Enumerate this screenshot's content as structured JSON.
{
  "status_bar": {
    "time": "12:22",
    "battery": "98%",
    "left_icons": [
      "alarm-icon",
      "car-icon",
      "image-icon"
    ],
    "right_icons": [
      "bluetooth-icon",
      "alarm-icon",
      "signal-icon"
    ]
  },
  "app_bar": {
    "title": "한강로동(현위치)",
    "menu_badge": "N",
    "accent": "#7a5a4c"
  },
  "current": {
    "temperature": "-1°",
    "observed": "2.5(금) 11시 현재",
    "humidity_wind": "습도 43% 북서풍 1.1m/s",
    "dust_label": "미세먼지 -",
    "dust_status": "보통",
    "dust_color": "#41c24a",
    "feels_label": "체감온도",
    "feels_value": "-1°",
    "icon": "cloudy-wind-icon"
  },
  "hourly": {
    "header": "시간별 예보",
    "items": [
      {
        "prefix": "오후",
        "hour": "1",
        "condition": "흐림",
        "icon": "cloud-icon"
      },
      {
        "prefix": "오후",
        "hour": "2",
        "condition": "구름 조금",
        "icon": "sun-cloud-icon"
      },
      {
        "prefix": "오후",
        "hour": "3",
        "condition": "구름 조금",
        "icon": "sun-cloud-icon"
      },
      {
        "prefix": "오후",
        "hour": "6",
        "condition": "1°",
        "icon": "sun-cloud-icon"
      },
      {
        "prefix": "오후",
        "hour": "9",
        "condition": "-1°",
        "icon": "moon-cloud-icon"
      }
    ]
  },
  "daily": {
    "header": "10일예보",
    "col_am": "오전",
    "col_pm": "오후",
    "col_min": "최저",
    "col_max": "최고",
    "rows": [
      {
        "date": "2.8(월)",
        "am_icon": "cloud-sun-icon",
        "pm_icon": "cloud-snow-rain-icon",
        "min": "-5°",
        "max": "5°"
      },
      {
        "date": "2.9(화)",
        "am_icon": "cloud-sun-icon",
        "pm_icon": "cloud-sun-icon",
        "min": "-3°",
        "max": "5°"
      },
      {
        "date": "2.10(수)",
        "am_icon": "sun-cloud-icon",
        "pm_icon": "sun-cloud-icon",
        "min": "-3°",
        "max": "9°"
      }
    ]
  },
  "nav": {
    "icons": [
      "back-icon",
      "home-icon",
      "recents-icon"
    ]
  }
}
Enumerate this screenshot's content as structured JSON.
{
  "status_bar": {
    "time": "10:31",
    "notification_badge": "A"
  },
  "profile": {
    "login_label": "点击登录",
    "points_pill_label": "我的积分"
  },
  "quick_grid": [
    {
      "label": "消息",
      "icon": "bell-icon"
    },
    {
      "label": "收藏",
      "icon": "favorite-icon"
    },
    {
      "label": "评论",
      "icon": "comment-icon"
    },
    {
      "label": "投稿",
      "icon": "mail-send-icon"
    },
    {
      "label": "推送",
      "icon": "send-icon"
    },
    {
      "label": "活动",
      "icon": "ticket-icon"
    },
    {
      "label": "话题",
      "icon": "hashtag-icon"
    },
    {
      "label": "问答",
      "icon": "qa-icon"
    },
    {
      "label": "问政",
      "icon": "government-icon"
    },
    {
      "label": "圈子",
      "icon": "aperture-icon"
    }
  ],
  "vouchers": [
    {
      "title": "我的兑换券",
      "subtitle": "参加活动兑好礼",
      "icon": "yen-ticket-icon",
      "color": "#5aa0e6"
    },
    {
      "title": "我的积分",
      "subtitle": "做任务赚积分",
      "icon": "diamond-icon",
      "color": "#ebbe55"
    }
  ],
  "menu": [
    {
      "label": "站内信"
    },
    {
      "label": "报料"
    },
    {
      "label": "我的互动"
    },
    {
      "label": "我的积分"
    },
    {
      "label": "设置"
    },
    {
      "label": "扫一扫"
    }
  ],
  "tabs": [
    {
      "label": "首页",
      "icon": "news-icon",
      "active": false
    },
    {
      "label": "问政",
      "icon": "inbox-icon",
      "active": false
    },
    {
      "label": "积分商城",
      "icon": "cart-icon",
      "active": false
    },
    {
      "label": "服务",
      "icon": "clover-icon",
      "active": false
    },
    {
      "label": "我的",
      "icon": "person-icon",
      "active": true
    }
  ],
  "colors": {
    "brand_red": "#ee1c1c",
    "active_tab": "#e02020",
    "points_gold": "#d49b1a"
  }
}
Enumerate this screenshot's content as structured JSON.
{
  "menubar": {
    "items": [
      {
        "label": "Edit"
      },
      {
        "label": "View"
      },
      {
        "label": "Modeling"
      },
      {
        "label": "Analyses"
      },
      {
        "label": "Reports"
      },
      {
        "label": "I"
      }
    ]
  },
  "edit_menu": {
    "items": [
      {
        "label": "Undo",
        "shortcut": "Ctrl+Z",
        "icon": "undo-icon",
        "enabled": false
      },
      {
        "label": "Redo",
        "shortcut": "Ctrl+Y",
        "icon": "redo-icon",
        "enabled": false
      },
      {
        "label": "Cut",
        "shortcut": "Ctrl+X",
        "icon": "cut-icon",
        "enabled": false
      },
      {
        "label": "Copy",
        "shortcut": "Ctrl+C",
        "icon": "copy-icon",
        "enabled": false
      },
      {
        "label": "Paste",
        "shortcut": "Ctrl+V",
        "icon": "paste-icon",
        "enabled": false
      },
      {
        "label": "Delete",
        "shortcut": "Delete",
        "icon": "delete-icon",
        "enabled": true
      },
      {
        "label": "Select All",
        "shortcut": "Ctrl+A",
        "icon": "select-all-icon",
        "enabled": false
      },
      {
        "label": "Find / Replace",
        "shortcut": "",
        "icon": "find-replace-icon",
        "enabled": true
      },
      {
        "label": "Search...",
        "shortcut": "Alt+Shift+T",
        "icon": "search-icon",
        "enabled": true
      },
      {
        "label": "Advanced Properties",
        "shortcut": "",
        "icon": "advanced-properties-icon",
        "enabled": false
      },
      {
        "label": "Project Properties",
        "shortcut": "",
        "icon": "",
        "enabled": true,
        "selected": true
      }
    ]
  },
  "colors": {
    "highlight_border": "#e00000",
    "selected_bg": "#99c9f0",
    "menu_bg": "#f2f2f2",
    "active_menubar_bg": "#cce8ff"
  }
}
——————————
Repeat all entries. Match them exactly.

Enumerate this screenshot's content as structured JSON.
{
  "status_bar": {
    "time": "12:22",
    "battery": "98%",
    "left_icons": [
      "alarm-icon",
      "car-icon",
      "image-icon"
    ],
    "right_icons": [
      "bluetooth-icon",
      "alarm-icon",
      "signal-icon"
    ]
  },
  "app_bar": {
    "title": "한강로동(현위치)",
    "menu_badge": "N",
    "accent": "#7a5a4c"
  },
  "current": {
    "temperature": "-1°",
    "observed": "2.5(금) 11시 현재",
    "humidity_wind": "습도 43% 북서풍 1.1m/s",
    "dust_label": "미세먼지 -",
    "dust_status": "보통",
    "dust_color": "#41c24a",
    "feels_label": "체감온도",
    "feels_value": "-1°",
    "icon": "cloudy-wind-icon"
  },
  "hourly": {
    "header": "시간별 예보",
    "items": [
      {
        "prefix": "오후",
        "hour": "1",
        "condition": "흐림",
        "icon": "cloud-icon"
      },
      {
        "prefix": "오후",
        "hour": "2",
        "condition": "구름 조금",
        "icon": "sun-cloud-icon"
      },
      {
        "prefix": "오후",
        "hour": "3",
        "condition": "구름 조금",
        "icon": "sun-cloud-icon"
      },
      {
        "prefix": "오후",
        "hour": "6",
        "condition": "1°",
        "icon": "sun-cloud-icon"
      },
      {
        "prefix": "오후",
        "hour": "9",
        "condition": "-1°",
        "icon": "moon-cloud-icon"
      }
    ]
  },
  "daily": {
    "header": "10일예보",
    "col_am": "오전",
    "col_pm": "오후",
    "col_min": "최저",
    "col_max": "최고",
    "rows": [
      {
        "date": "2.8(월)",
        "am_icon": "cloud-sun-icon",
        "pm_icon": "cloud-snow-rain-icon",
        "min": "-5°",
        "max": "5°"
      },
      {
        "date": "2.9(화)",
        "am_icon": "cloud-sun-icon",
        "pm_icon": "cloud-sun-icon",
        "min": "-3°",
        "max": "5°"
      },
      {
        "date": "2.10(수)",
        "am_icon": "sun-cloud-icon",
        "pm_icon": "sun-cloud-icon",
        "min": "-3°",
        "max": "9°"
      }
    ]
  },
  "nav": {
    "icons": [
      "back-icon",
      "home-icon",
      "recents-icon"
    ]
  }
}
Enumerate this screenshot's content as structured JSON.
{
  "status_bar": {
    "time": "10:31",
    "notification_badge": "A"
  },
  "profile": {
    "login_label": "点击登录",
    "points_pill_label": "我的积分"
  },
  "quick_grid": [
    {
      "label": "消息",
      "icon": "bell-icon"
    },
    {
      "label": "收藏",
      "icon": "favorite-icon"
    },
    {
      "label": "评论",
      "icon": "comment-icon"
    },
    {
      "label": "投稿",
      "icon": "mail-send-icon"
    },
    {
      "label": "推送",
      "icon": "send-icon"
    },
    {
      "label": "活动",
      "icon": "ticket-icon"
    },
    {
      "label": "话题",
      "icon": "hashtag-icon"
    },
    {
      "label": "问答",
      "icon": "qa-icon"
    },
    {
      "label": "问政",
      "icon": "government-icon"
    },
    {
      "label": "圈子",
      "icon": "aperture-icon"
    }
  ],
  "vouchers": [
    {
      "title": "我的兑换券",
      "subtitle": "参加活动兑好礼",
      "icon": "yen-ticket-icon",
      "color": "#5aa0e6"
    },
    {
      "title": "我的积分",
      "subtitle": "做任务赚积分",
      "icon": "diamond-icon",
      "color": "#ebbe55"
    }
  ],
  "menu": [
    {
      "label": "站内信"
    },
    {
      "label": "报料"
    },
    {
      "label": "我的互动"
    },
    {
      "label": "我的积分"
    },
    {
      "label": "设置"
    },
    {
      "label": "扫一扫"
    }
  ],
  "tabs": [
    {
      "label": "首页",
      "icon": "news-icon",
      "active": false
    },
    {
      "label": "问政",
      "icon": "inbox-icon",
      "active": false
    },
    {
      "label": "积分商城",
      "icon": "cart-icon",
      "active": false
    },
    {
      "label": "服务",
      "icon": "clover-icon",
      "active": false
    },
    {
      "label": "我的",
      "icon": "person-icon",
      "active": true
    }
  ],
  "colors": {
    "brand_red": "#ee1c1c",
    "active_tab": "#e02020",
    "points_gold": "#d49b1a"
  }
}
Enumerate this screenshot's content as structured JSON.
{
  "menubar": {
    "items": [
      {
        "label": "Edit"
      },
      {
        "label": "View"
      },
      {
        "label": "Modeling"
      },
      {
        "label": "Analyses"
      },
      {
        "label": "Reports"
      },
      {
        "label": "I"
      }
    ]
  },
  "edit_menu": {
    "items": [
      {
        "label": "Undo",
        "shortcut": "Ctrl+Z",
        "icon": "undo-icon",
        "enabled": false
      },
      {
        "label": "Redo",
        "shortcut": "Ctrl+Y",
        "icon": "redo-icon",
        "enabled": false
      },
      {
        "label": "Cut",
        "shortcut": "Ctrl+X",
        "icon": "cut-icon",
        "enabled": false
      },
      {
        "label": "Copy",
        "shortcut": "Ctrl+C",
        "icon": "copy-icon",
        "enabled": false
      },
      {
        "label": "Paste",
        "shortcut": "Ctrl+V",
        "icon": "paste-icon",
        "enabled": false
      },
      {
        "label": "Delete",
        "shortcut": "Delete",
        "icon": "delete-icon",
        "enabled": true
      },
      {
        "label": "Select All",
        "shortcut": "Ctrl+A",
        "icon": "select-all-icon",
        "enabled": false
      },
      {
        "label": "Find / Replace",
        "shortcut": "",
        "icon": "find-replace-icon",
        "enabled": true
      },
      {
        "label": "Search...",
        "shortcut": "Alt+Shift+T",
        "icon": "search-icon",
        "enabled": true
      },
      {
        "label": "Advanced Properties",
        "shortcut": "",
        "icon": "advanced-properties-icon",
        "enabled": false
      },
      {
        "label": "Project Properties",
        "shortcut": "",
        "icon": "",
        "enabled": true,
        "selected": true
      }
    ]
  },
  "colors": {
    "highlight_border": "#e00000",
    "selected_bg": "#99c9f0",
    "menu_bg": "#f2f2f2",
    "active_menubar_bg": "#cce8ff"
  }
}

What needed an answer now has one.